(TASK STATEMENT):
The records below hold pictures; please leave those out and retype the rest exactly.

Figure collection entries:

—————

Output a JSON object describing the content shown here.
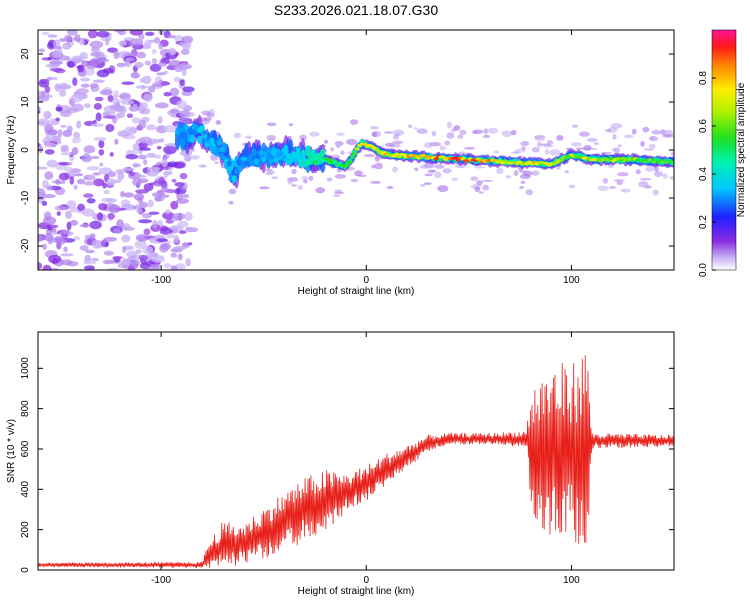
{
  "title": "S233.2026.021.18.07.G30",
  "chart_data": [
    {
      "type": "heatmap",
      "panel": "top",
      "title": "S233.2026.021.18.07.G30",
      "xlabel": "Height of straight line (km)",
      "ylabel": "Frequency (Hz)",
      "xlim": [
        -160,
        150
      ],
      "ylim": [
        -25,
        25
      ],
      "xticks": [
        -100,
        0,
        100
      ],
      "yticks": [
        -20,
        -10,
        0,
        10,
        20
      ],
      "grid": false,
      "colorbar": {
        "label": "Normalized spectral amplitude",
        "range": [
          0,
          1
        ],
        "ticks": [
          0.0,
          0.2,
          0.4,
          0.6,
          0.8
        ],
        "colormap": "rainbow"
      },
      "signal_track": [
        {
          "x": -90,
          "freq": 3.0,
          "amp": 0.3
        },
        {
          "x": -80,
          "freq": 3.5,
          "amp": 0.35
        },
        {
          "x": -70,
          "freq": 0.0,
          "amp": 0.3
        },
        {
          "x": -65,
          "freq": -5.0,
          "amp": 0.35
        },
        {
          "x": -60,
          "freq": -2.0,
          "amp": 0.3
        },
        {
          "x": -50,
          "freq": -1.0,
          "amp": 0.3
        },
        {
          "x": -40,
          "freq": -0.5,
          "amp": 0.35
        },
        {
          "x": -30,
          "freq": -1.5,
          "amp": 0.4
        },
        {
          "x": -20,
          "freq": -2.0,
          "amp": 0.5
        },
        {
          "x": -10,
          "freq": -3.5,
          "amp": 0.55
        },
        {
          "x": -2,
          "freq": 1.5,
          "amp": 0.7
        },
        {
          "x": 10,
          "freq": -1.0,
          "amp": 0.75
        },
        {
          "x": 30,
          "freq": -1.5,
          "amp": 0.8
        },
        {
          "x": 50,
          "freq": -2.0,
          "amp": 0.85
        },
        {
          "x": 70,
          "freq": -2.5,
          "amp": 0.7
        },
        {
          "x": 90,
          "freq": -3.0,
          "amp": 0.75
        },
        {
          "x": 100,
          "freq": -1.0,
          "amp": 0.6
        },
        {
          "x": 110,
          "freq": -2.0,
          "amp": 0.7
        },
        {
          "x": 130,
          "freq": -2.0,
          "amp": 0.6
        },
        {
          "x": 150,
          "freq": -2.5,
          "amp": 0.55
        }
      ],
      "noise_region": {
        "x_from": -160,
        "x_to": -90,
        "amp": 0.2
      }
    },
    {
      "type": "line",
      "panel": "bottom",
      "xlabel": "Height of straight line (km)",
      "ylabel": "SNR (10 * v/v)",
      "xlim": [
        -160,
        150
      ],
      "ylim": [
        0,
        1180
      ],
      "xticks": [
        -100,
        0,
        100
      ],
      "yticks": [
        0,
        200,
        400,
        600,
        800,
        1000
      ],
      "grid": false,
      "series": [
        {
          "name": "SNR",
          "color": "#e8201a",
          "envelope": [
            {
              "x": -160,
              "mean": 25,
              "spread": 10
            },
            {
              "x": -80,
              "mean": 25,
              "spread": 15
            },
            {
              "x": -78,
              "mean": 60,
              "spread": 60
            },
            {
              "x": -70,
              "mean": 120,
              "spread": 120
            },
            {
              "x": -60,
              "mean": 130,
              "spread": 100
            },
            {
              "x": -50,
              "mean": 180,
              "spread": 130
            },
            {
              "x": -40,
              "mean": 240,
              "spread": 150
            },
            {
              "x": -30,
              "mean": 300,
              "spread": 160
            },
            {
              "x": -20,
              "mean": 340,
              "spread": 160
            },
            {
              "x": -10,
              "mean": 380,
              "spread": 100
            },
            {
              "x": 0,
              "mean": 430,
              "spread": 90
            },
            {
              "x": 10,
              "mean": 500,
              "spread": 80
            },
            {
              "x": 20,
              "mean": 560,
              "spread": 60
            },
            {
              "x": 30,
              "mean": 630,
              "spread": 40
            },
            {
              "x": 40,
              "mean": 650,
              "spread": 30
            },
            {
              "x": 60,
              "mean": 650,
              "spread": 30
            },
            {
              "x": 78,
              "mean": 650,
              "spread": 40
            },
            {
              "x": 80,
              "mean": 600,
              "spread": 300
            },
            {
              "x": 90,
              "mean": 580,
              "spread": 450
            },
            {
              "x": 100,
              "mean": 580,
              "spread": 450
            },
            {
              "x": 108,
              "mean": 620,
              "spread": 500
            },
            {
              "x": 110,
              "mean": 640,
              "spread": 40
            },
            {
              "x": 150,
              "mean": 640,
              "spread": 30
            }
          ]
        }
      ]
    }
  ]
}
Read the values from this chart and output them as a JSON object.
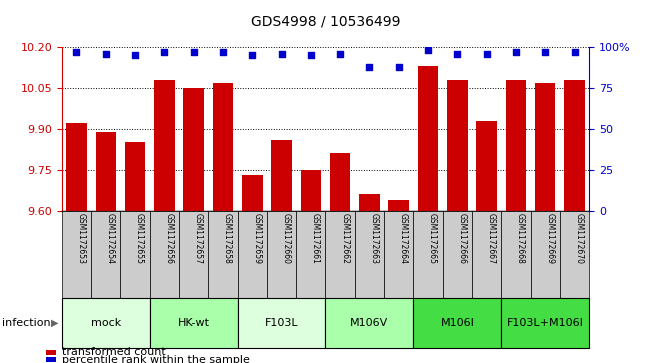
{
  "title": "GDS4998 / 10536499",
  "samples": [
    "GSM1172653",
    "GSM1172654",
    "GSM1172655",
    "GSM1172656",
    "GSM1172657",
    "GSM1172658",
    "GSM1172659",
    "GSM1172660",
    "GSM1172661",
    "GSM1172662",
    "GSM1172663",
    "GSM1172664",
    "GSM1172665",
    "GSM1172666",
    "GSM1172667",
    "GSM1172668",
    "GSM1172669",
    "GSM1172670"
  ],
  "bar_values": [
    9.92,
    9.89,
    9.85,
    10.08,
    10.05,
    10.07,
    9.73,
    9.86,
    9.75,
    9.81,
    9.66,
    9.64,
    10.13,
    10.08,
    9.93,
    10.08,
    10.07,
    10.08
  ],
  "percentile_values": [
    97,
    96,
    95,
    97,
    97,
    97,
    95,
    96,
    95,
    96,
    88,
    88,
    98,
    96,
    96,
    97,
    97,
    97
  ],
  "ylim_left": [
    9.6,
    10.2
  ],
  "ylim_right": [
    0,
    100
  ],
  "yticks_left": [
    9.6,
    9.75,
    9.9,
    10.05,
    10.2
  ],
  "yticks_right": [
    0,
    25,
    50,
    75,
    100
  ],
  "bar_color": "#cc0000",
  "dot_color": "#0000cc",
  "bar_width": 0.7,
  "groups": [
    {
      "label": "mock",
      "start": 0,
      "end": 2,
      "color": "#ddffdd"
    },
    {
      "label": "HK-wt",
      "start": 3,
      "end": 5,
      "color": "#aaffaa"
    },
    {
      "label": "F103L",
      "start": 6,
      "end": 8,
      "color": "#ddffdd"
    },
    {
      "label": "M106V",
      "start": 9,
      "end": 11,
      "color": "#aaffaa"
    },
    {
      "label": "M106I",
      "start": 12,
      "end": 14,
      "color": "#44dd44"
    },
    {
      "label": "F103L+M106I",
      "start": 15,
      "end": 17,
      "color": "#44dd44"
    }
  ],
  "infection_label": "infection",
  "legend_bar_label": "transformed count",
  "legend_dot_label": "percentile rank within the sample",
  "ylabel_right_color": "#0000cc",
  "ylabel_left_color": "#cc0000",
  "bg_sample_color": "#cccccc",
  "title_fontsize": 10,
  "axis_fontsize": 8,
  "sample_fontsize": 5.5,
  "group_fontsize": 8
}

—————

(RIGHT ANSWER):
Output a JSON object describing the content shown here.
{
  "title": "S233.2026.021.18.07.G30",
  "chart_data": [
    {
      "type": "heatmap",
      "panel": "top",
      "title": "S233.2026.021.18.07.G30",
      "xlabel": "Height of straight line (km)",
      "ylabel": "Frequency (Hz)",
      "xlim": [
        -160,
        150
      ],
      "ylim": [
        -25,
        25
      ],
      "xticks": [
        -100,
        0,
        100
      ],
      "yticks": [
        -20,
        -10,
        0,
        10,
        20
      ],
      "grid": false,
      "colorbar": {
        "label": "Normalized spectral amplitude",
        "range": [
          0,
          1
        ],
        "ticks": [
          0.0,
          0.2,
          0.4,
          0.6,
          0.8
        ],
        "colormap": "rainbow"
      },
      "signal_track": [
        {
          "x": -90,
          "freq": 3.0,
          "amp": 0.3
        },
        {
          "x": -80,
          "freq": 3.5,
          "amp": 0.35
        },
        {
          "x": -70,
          "freq": 0.0,
          "amp": 0.3
        },
        {
          "x": -65,
          "freq": -5.0,
          "amp": 0.35
        },
        {
          "x": -60,
          "freq": -2.0,
          "amp": 0.3
        },
        {
          "x": -50,
          "freq": -1.0,
          "amp": 0.3
        },
        {
          "x": -40,
          "freq": -0.5,
          "amp": 0.35
        },
        {
          "x": -30,
          "freq": -1.5,
          "amp": 0.4
        },
        {
          "x": -20,
          "freq": -2.0,
          "amp": 0.5
        },
        {
          "x": -10,
          "freq": -3.5,
          "amp": 0.55
        },
        {
          "x": -2,
          "freq": 1.5,
          "amp": 0.7
        },
        {
          "x": 10,
          "freq": -1.0,
          "amp": 0.75
        },
        {
          "x": 30,
          "freq": -1.5,
          "amp": 0.8
        },
        {
          "x": 50,
          "freq": -2.0,
          "amp": 0.85
        },
        {
          "x": 70,
          "freq": -2.5,
          "amp": 0.7
        },
        {
          "x": 90,
          "freq": -3.0,
          "amp": 0.75
        },
        {
          "x": 100,
          "freq": -1.0,
          "amp": 0.6
        },
        {
          "x": 110,
          "freq": -2.0,
          "amp": 0.7
        },
        {
          "x": 130,
          "freq": -2.0,
          "amp": 0.6
        },
        {
          "x": 150,
          "freq": -2.5,
          "amp": 0.55
        }
      ],
      "noise_region": {
        "x_from": -160,
        "x_to": -90,
        "amp": 0.2
      }
    },
    {
      "type": "line",
      "panel": "bottom",
      "xlabel": "Height of straight line (km)",
      "ylabel": "SNR (10 * v/v)",
      "xlim": [
        -160,
        150
      ],
      "ylim": [
        0,
        1180
      ],
      "xticks": [
        -100,
        0,
        100
      ],
      "yticks": [
        0,
        200,
        400,
        600,
        800,
        1000
      ],
      "grid": false,
      "series": [
        {
          "name": "SNR",
          "color": "#e8201a",
          "envelope": [
            {
              "x": -160,
              "mean": 25,
              "spread": 10
            },
            {
              "x": -80,
              "mean": 25,
              "spread": 15
            },
            {
              "x": -78,
              "mean": 60,
              "spread": 60
            },
            {
              "x": -70,
              "mean": 120,
              "spread": 120
            },
            {
              "x": -60,
              "mean": 130,
              "spread": 100
            },
            {
              "x": -50,
              "mean": 180,
              "spread": 130
            },
            {
              "x": -40,
              "mean": 240,
              "spread": 150
            },
            {
              "x": -30,
              "mean": 300,
              "spread": 160
            },
            {
              "x": -20,
              "mean": 340,
              "spread": 160
            },
            {
              "x": -10,
              "mean": 380,
              "spread": 100
            },
            {
              "x": 0,
              "mean": 430,
              "spread": 90
            },
            {
              "x": 10,
              "mean": 500,
              "spread": 80
            },
            {
              "x": 20,
              "mean": 560,
              "spread": 60
            },
            {
              "x": 30,
              "mean": 630,
              "spread": 40
            },
            {
              "x": 40,
              "mean": 650,
              "spread": 30
            },
            {
              "x": 60,
              "mean": 650,
              "spread": 30
            },
            {
              "x": 78,
              "mean": 650,
              "spread": 40
            },
            {
              "x": 80,
              "mean": 600,
              "spread": 300
            },
            {
              "x": 90,
              "mean": 580,
              "spread": 450
            },
            {
              "x": 100,
              "mean": 580,
              "spread": 450
            },
            {
              "x": 108,
              "mean": 620,
              "spread": 500
            },
            {
              "x": 110,
              "mean": 640,
              "spread": 40
            },
            {
              "x": 150,
              "mean": 640,
              "spread": 30
            }
          ]
        }
      ]
    }
  ]
}
Read the values from this chart and output them as a JSON object.
{
  "title": "GDS4998 / 10536499",
  "samples": [
    "GSM1172653",
    "GSM1172654",
    "GSM1172655",
    "GSM1172656",
    "GSM1172657",
    "GSM1172658",
    "GSM1172659",
    "GSM1172660",
    "GSM1172661",
    "GSM1172662",
    "GSM1172663",
    "GSM1172664",
    "GSM1172665",
    "GSM1172666",
    "GSM1172667",
    "GSM1172668",
    "GSM1172669",
    "GSM1172670"
  ],
  "bar_values": [
    9.92,
    9.89,
    9.85,
    10.08,
    10.05,
    10.07,
    9.73,
    9.86,
    9.75,
    9.81,
    9.66,
    9.64,
    10.13,
    10.08,
    9.93,
    10.08,
    10.07,
    10.08
  ],
  "percentile_values": [
    97,
    96,
    95,
    97,
    97,
    97,
    95,
    96,
    95,
    96,
    88,
    88,
    98,
    96,
    96,
    97,
    97,
    97
  ],
  "ylim_left": [
    9.6,
    10.2
  ],
  "ylim_right": [
    0,
    100
  ],
  "yticks_left": [
    9.6,
    9.75,
    9.9,
    10.05,
    10.2
  ],
  "yticks_right": [
    0,
    25,
    50,
    75,
    100
  ],
  "bar_color": "#cc0000",
  "dot_color": "#0000cc",
  "bar_width": 0.7,
  "groups": [
    {
      "label": "mock",
      "start": 0,
      "end": 2,
      "color": "#ddffdd"
    },
    {
      "label": "HK-wt",
      "start": 3,
      "end": 5,
      "color": "#aaffaa"
    },
    {
      "label": "F103L",
      "start": 6,
      "end": 8,
      "color": "#ddffdd"
    },
    {
      "label": "M106V",
      "start": 9,
      "end": 11,
      "color": "#aaffaa"
    },
    {
      "label": "M106I",
      "start": 12,
      "end": 14,
      "color": "#44dd44"
    },
    {
      "label": "F103L+M106I",
      "start": 15,
      "end": 17,
      "color": "#44dd44"
    }
  ],
  "infection_label": "infection",
  "legend_bar_label": "transformed count",
  "legend_dot_label": "percentile rank within the sample",
  "ylabel_right_color": "#0000cc",
  "ylabel_left_color": "#cc0000",
  "bg_sample_color": "#cccccc",
  "title_fontsize": 10,
  "axis_fontsize": 8,
  "sample_fontsize": 5.5,
  "group_fontsize": 8
}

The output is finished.